SET PROBLEM
How many lines in the records below hold the string "structure"? Please answer with the number and nothing more.
════════════════
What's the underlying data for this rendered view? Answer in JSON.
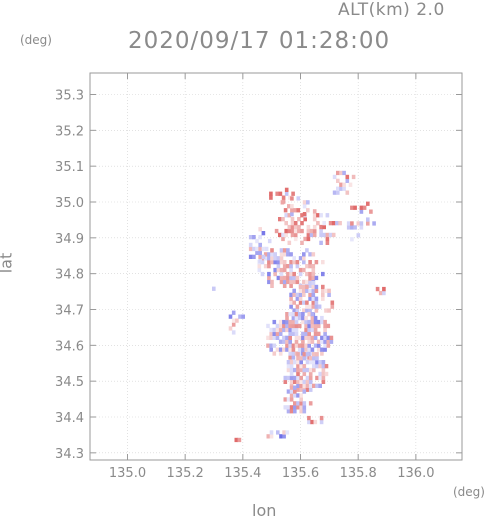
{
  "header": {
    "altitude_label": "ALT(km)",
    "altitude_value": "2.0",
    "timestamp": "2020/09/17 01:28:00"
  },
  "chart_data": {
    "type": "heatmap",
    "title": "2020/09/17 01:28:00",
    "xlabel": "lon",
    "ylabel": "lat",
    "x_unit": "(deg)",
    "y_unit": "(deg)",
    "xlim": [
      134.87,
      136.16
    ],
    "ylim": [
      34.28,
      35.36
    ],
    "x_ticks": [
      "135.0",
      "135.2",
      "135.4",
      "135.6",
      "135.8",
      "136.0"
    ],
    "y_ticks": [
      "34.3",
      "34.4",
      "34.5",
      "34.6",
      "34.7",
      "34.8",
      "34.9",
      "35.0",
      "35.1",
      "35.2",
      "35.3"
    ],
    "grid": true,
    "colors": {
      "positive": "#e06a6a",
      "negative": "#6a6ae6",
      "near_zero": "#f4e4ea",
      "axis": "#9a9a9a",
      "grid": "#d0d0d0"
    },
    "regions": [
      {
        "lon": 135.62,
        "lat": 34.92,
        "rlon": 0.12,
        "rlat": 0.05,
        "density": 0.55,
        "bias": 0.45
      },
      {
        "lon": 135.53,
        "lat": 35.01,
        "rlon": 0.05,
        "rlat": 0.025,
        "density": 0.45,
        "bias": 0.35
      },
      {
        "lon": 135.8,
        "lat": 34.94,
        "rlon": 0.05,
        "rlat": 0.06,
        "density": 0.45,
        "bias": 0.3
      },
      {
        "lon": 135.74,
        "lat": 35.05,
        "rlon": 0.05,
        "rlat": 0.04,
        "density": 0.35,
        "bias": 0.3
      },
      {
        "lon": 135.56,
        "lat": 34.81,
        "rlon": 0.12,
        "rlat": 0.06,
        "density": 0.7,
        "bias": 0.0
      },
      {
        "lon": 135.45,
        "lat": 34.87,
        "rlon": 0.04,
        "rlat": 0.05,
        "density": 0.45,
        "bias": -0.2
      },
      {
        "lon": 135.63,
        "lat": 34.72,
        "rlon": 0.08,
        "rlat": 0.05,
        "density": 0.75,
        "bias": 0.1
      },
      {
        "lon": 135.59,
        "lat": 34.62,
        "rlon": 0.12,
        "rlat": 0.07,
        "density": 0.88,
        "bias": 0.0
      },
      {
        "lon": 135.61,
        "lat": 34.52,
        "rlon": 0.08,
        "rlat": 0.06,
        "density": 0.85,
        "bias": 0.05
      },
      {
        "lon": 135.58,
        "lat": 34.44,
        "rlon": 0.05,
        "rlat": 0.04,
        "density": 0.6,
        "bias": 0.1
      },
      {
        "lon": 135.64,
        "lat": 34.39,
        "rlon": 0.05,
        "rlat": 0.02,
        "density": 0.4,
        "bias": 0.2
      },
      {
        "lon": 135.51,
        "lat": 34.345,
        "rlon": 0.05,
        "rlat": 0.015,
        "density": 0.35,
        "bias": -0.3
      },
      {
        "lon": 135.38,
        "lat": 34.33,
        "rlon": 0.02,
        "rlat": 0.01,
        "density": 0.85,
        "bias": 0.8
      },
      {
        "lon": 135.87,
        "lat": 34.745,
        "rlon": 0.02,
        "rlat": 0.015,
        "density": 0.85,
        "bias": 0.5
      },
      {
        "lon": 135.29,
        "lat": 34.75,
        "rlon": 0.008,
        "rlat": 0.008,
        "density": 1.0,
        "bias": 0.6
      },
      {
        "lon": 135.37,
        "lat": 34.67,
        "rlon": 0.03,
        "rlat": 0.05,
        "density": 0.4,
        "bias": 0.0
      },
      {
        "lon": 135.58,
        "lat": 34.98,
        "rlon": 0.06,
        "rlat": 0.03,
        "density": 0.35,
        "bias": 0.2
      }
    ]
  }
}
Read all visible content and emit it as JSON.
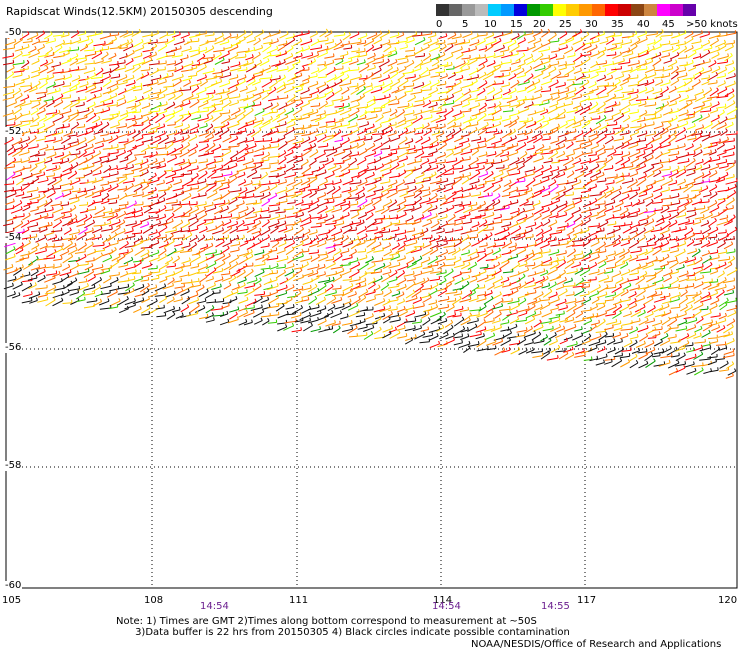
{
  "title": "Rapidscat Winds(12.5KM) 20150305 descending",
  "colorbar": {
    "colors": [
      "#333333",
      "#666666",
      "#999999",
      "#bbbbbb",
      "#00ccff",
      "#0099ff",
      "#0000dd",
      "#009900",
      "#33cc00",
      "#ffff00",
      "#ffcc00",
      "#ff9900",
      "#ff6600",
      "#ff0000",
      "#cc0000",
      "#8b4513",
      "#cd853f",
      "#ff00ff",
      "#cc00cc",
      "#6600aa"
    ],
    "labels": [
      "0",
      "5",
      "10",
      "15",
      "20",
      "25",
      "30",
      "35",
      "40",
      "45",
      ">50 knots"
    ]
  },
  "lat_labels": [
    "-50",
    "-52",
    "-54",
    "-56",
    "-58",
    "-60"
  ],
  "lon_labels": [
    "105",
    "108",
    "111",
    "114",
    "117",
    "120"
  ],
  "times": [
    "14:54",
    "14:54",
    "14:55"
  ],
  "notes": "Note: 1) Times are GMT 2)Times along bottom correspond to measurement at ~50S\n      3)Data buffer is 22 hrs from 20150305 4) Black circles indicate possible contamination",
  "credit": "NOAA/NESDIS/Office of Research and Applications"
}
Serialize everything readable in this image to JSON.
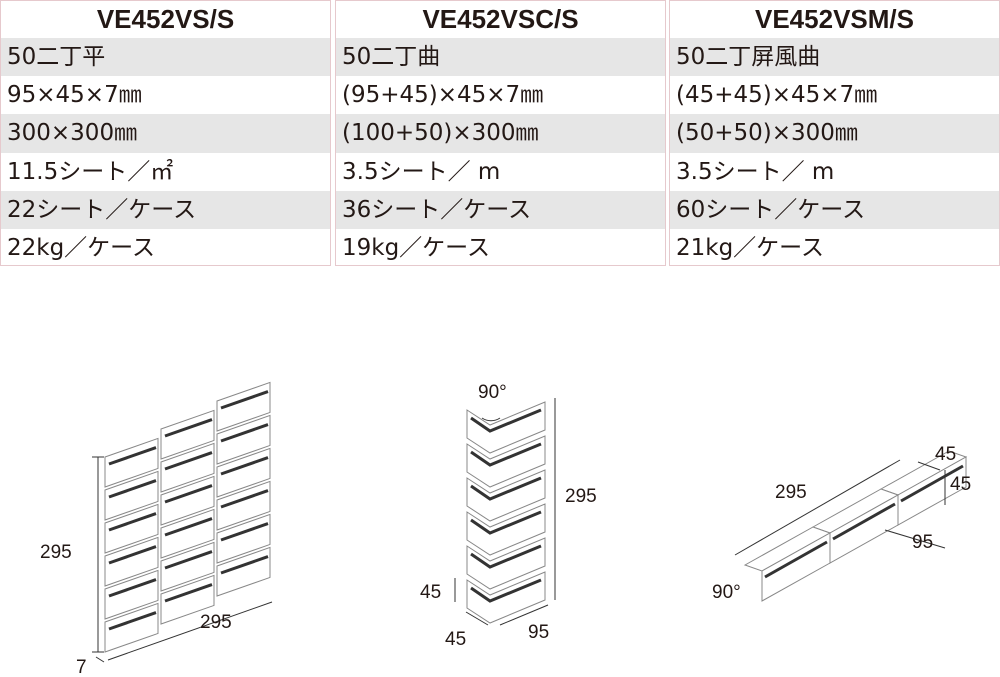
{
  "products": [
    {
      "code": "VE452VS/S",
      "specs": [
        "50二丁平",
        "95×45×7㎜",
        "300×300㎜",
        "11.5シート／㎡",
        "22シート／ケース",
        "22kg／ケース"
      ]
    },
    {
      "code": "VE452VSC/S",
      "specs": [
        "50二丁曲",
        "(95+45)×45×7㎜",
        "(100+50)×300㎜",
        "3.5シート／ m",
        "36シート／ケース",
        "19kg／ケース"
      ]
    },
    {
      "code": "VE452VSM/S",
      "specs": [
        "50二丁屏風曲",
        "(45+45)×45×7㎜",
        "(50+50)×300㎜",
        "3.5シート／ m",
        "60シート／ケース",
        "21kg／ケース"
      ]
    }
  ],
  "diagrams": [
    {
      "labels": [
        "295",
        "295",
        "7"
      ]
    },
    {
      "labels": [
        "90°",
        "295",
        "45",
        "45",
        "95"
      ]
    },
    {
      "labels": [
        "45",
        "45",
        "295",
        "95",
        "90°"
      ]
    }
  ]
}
════════════════
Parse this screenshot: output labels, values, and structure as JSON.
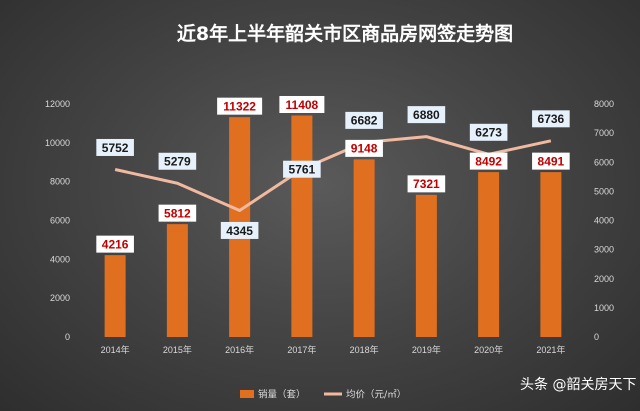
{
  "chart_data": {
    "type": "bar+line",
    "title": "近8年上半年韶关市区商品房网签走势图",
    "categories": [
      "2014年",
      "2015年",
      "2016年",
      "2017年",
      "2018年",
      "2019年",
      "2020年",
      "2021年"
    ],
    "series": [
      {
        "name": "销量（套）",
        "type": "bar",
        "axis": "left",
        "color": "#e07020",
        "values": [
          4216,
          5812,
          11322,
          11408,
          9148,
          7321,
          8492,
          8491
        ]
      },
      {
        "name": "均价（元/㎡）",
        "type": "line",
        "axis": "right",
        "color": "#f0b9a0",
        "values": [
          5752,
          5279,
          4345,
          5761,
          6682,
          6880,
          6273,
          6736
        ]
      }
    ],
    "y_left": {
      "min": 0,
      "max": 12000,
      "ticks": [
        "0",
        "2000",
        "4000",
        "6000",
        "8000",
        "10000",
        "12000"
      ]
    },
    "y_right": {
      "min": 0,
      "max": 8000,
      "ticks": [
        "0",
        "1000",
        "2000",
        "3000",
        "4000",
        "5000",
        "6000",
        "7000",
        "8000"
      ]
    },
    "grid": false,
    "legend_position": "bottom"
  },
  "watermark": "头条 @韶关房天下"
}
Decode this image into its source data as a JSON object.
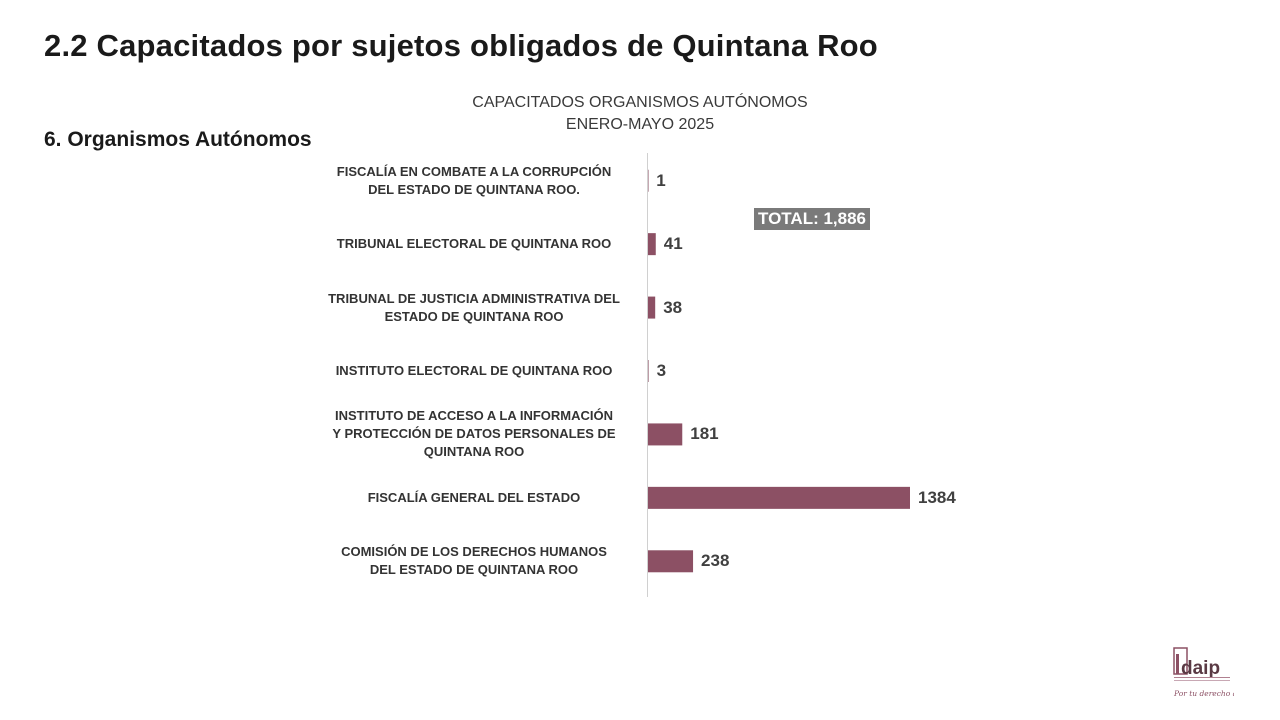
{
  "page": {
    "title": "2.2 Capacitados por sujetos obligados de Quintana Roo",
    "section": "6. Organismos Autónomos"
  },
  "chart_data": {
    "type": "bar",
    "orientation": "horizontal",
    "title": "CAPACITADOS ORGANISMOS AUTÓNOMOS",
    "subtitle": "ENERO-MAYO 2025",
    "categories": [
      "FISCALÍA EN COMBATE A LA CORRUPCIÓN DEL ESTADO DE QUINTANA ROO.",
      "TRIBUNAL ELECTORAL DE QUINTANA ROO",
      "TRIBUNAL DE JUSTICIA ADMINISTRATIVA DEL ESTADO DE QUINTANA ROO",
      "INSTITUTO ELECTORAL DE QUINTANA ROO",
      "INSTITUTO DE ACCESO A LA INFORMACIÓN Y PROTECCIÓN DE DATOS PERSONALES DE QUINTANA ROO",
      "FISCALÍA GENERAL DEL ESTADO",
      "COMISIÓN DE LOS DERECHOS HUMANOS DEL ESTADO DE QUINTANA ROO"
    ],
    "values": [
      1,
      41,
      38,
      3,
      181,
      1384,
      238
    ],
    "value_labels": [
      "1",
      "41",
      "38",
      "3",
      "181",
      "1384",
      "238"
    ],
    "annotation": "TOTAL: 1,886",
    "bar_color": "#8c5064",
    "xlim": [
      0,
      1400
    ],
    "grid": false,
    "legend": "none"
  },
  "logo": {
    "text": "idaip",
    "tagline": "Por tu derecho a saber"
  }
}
════════════════
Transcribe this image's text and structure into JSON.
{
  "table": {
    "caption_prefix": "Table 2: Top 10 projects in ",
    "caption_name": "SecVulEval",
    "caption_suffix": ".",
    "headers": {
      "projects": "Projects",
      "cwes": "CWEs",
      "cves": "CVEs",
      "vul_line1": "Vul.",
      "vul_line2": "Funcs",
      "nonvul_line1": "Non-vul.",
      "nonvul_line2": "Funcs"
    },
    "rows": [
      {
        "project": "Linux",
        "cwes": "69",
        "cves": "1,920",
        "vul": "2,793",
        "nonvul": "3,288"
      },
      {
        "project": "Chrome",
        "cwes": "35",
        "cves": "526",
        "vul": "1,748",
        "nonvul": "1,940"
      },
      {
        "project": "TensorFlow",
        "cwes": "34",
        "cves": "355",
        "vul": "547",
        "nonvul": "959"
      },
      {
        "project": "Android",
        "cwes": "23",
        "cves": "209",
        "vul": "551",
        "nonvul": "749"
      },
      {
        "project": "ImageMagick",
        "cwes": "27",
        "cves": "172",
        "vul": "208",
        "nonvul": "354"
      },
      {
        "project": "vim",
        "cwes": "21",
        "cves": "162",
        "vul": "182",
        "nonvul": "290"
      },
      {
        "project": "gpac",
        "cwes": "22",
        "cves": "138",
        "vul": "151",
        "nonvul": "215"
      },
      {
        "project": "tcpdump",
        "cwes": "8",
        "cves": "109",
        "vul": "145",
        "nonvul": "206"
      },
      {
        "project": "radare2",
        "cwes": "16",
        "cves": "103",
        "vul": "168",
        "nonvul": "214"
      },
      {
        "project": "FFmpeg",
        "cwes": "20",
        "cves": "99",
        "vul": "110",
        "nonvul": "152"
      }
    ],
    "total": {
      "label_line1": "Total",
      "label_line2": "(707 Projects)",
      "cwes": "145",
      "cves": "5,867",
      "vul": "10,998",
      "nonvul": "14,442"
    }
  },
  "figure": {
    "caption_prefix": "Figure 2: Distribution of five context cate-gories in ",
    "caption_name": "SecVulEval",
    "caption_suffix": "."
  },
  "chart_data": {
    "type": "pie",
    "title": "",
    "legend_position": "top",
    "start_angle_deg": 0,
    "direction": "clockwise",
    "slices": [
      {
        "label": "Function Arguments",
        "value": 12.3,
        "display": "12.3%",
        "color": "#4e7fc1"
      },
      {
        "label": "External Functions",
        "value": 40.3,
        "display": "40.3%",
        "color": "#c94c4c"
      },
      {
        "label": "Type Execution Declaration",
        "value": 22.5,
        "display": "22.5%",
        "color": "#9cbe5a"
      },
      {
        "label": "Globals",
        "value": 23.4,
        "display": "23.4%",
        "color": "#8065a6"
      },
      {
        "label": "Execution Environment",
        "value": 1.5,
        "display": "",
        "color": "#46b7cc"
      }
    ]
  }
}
════════════════
COMPLETED TASK
2